(Extracted material begins)

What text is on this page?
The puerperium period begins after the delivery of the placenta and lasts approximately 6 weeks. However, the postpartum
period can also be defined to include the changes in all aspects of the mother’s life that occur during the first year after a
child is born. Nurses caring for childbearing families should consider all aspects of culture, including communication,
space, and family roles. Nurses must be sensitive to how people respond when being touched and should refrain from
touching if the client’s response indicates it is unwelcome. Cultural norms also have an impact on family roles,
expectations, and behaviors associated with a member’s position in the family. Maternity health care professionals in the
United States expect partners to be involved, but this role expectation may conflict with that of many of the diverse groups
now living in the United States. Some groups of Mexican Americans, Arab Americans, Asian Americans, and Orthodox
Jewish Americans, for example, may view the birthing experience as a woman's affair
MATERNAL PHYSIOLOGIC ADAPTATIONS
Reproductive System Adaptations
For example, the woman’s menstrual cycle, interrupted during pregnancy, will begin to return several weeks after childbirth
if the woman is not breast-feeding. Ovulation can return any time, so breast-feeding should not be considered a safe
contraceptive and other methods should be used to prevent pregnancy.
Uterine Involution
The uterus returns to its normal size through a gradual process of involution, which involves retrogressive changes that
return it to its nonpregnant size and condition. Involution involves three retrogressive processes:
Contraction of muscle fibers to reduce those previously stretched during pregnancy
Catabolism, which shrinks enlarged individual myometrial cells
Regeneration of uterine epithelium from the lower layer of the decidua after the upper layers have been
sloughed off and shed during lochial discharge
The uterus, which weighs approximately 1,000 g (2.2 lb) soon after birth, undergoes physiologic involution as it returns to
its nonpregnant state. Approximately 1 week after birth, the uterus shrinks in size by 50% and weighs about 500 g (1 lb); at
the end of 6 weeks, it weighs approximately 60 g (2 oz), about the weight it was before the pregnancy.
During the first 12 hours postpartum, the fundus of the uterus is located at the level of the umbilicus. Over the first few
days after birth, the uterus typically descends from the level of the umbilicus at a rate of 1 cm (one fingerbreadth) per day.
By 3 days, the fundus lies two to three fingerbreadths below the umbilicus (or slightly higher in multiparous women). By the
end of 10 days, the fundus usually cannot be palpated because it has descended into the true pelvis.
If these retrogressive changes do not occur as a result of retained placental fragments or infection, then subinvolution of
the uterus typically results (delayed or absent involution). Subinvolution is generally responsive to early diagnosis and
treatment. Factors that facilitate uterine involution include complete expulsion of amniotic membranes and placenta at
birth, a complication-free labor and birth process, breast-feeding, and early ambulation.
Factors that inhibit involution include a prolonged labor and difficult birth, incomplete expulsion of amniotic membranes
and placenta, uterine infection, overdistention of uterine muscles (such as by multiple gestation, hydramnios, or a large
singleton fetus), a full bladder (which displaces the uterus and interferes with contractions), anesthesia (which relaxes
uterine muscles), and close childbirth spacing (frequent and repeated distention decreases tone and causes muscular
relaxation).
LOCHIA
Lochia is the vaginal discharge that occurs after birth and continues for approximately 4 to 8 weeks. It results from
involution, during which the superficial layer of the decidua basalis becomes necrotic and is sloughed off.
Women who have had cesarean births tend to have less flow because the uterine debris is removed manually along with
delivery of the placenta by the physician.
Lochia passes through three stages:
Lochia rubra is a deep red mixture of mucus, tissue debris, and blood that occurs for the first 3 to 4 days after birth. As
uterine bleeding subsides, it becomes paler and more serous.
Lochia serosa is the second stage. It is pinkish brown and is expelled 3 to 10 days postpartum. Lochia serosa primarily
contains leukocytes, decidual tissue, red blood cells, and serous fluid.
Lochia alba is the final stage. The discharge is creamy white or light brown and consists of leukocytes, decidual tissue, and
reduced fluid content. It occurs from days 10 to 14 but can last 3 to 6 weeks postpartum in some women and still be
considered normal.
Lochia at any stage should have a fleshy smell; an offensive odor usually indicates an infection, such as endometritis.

(Extracted material ends)

Task brief: Transcribe every record above word for word.

Exercise answer:
What text is on this page?
The puerperium period begins after the delivery of the placenta and lasts approximately 6 weeks. However, the postpartum
period can also be defined to include the changes in all aspects of the mother’s life that occur during the first year after a
child is born. Nurses caring for childbearing families should consider all aspects of culture, including communication,
space, and family roles. Nurses must be sensitive to how people respond when being touched and should refrain from
touching if the client’s response indicates it is unwelcome. Cultural norms also have an impact on family roles,
expectations, and behaviors associated with a member’s position in the family. Maternity health care professionals in the
United States expect partners to be involved, but this role expectation may conflict with that of many of the diverse groups
now living in the United States. Some groups of Mexican Americans, Arab Americans, Asian Americans, and Orthodox
Jewish Americans, for example, may view the birthing experience as a woman's affair
MATERNAL PHYSIOLOGIC ADAPTATIONS
Reproductive System Adaptations
For example, the woman’s menstrual cycle, interrupted during pregnancy, will begin to return several weeks after childbirth
if the woman is not breast-feeding. Ovulation can return any time, so breast-feeding should not be considered a safe
contraceptive and other methods should be used to prevent pregnancy.
Uterine Involution
The uterus returns to its normal size through a gradual process of involution, which involves retrogressive changes that
return it to its nonpregnant size and condition. Involution involves three retrogressive processes:
Contraction of muscle fibers to reduce those previously stretched during pregnancy
Catabolism, which shrinks enlarged individual myometrial cells
Regeneration of uterine epithelium from the lower layer of the decidua after the upper layers have been
sloughed off and shed during lochial discharge
The uterus, which weighs approximately 1,000 g (2.2 lb) soon after birth, undergoes physiologic involution as it returns to
its nonpregnant state. Approximately 1 week after birth, the uterus shrinks in size by 50% and weighs about 500 g (1 lb); at
the end of 6 weeks, it weighs approximately 60 g (2 oz), about the weight it was before the pregnancy.
During the first 12 hours postpartum, the fundus of the uterus is located at the level of the umbilicus. Over the first few
days after birth, the uterus typically descends from the level of the umbilicus at a rate of 1 cm (one fingerbreadth) per day.
By 3 days, the fundus lies two to three fingerbreadths below the umbilicus (or slightly higher in multiparous women). By the
end of 10 days, the fundus usually cannot be palpated because it has descended into the true pelvis.
If these retrogressive changes do not occur as a result of retained placental fragments or infection, then subinvolution of
the uterus typically results (delayed or absent involution). Subinvolution is generally responsive to early diagnosis and
treatment. Factors that facilitate uterine involution include complete expulsion of amniotic membranes and placenta at
birth, a complication-free labor and birth process, breast-feeding, and early ambulation.
Factors that inhibit involution include a prolonged labor and difficult birth, incomplete expulsion of amniotic membranes
and placenta, uterine infection, overdistention of uterine muscles (such as by multiple gestation, hydramnios, or a large
singleton fetus), a full bladder (which displaces the uterus and interferes with contractions), anesthesia (which relaxes
uterine muscles), and close childbirth spacing (frequent and repeated distention decreases tone and causes muscular
relaxation).
LOCHIA
Lochia is the vaginal discharge that occurs after birth and continues for approximately 4 to 8 weeks. It results from
involution, during which the superficial layer of the decidua basalis becomes necrotic and is sloughed off.
Women who have had cesarean births tend to have less flow because the uterine debris is removed manually along with
delivery of the placenta by the physician.
Lochia passes through three stages:
Lochia rubra is a deep red mixture of mucus, tissue debris, and blood that occurs for the first 3 to 4 days after birth. As
uterine bleeding subsides, it becomes paler and more serous.
Lochia serosa is the second stage. It is pinkish brown and is expelled 3 to 10 days postpartum. Lochia serosa primarily
contains leukocytes, decidual tissue, red blood cells, and serous fluid.
Lochia alba is the final stage. The discharge is creamy white or light brown and consists of leukocytes, decidual tissue, and
reduced fluid content. It occurs from days 10 to 14 but can last 3 to 6 weeks postpartum in some women and still be
considered normal.
Lochia at any stage should have a fleshy smell; an offensive odor usually indicates an infection, such as endometritis.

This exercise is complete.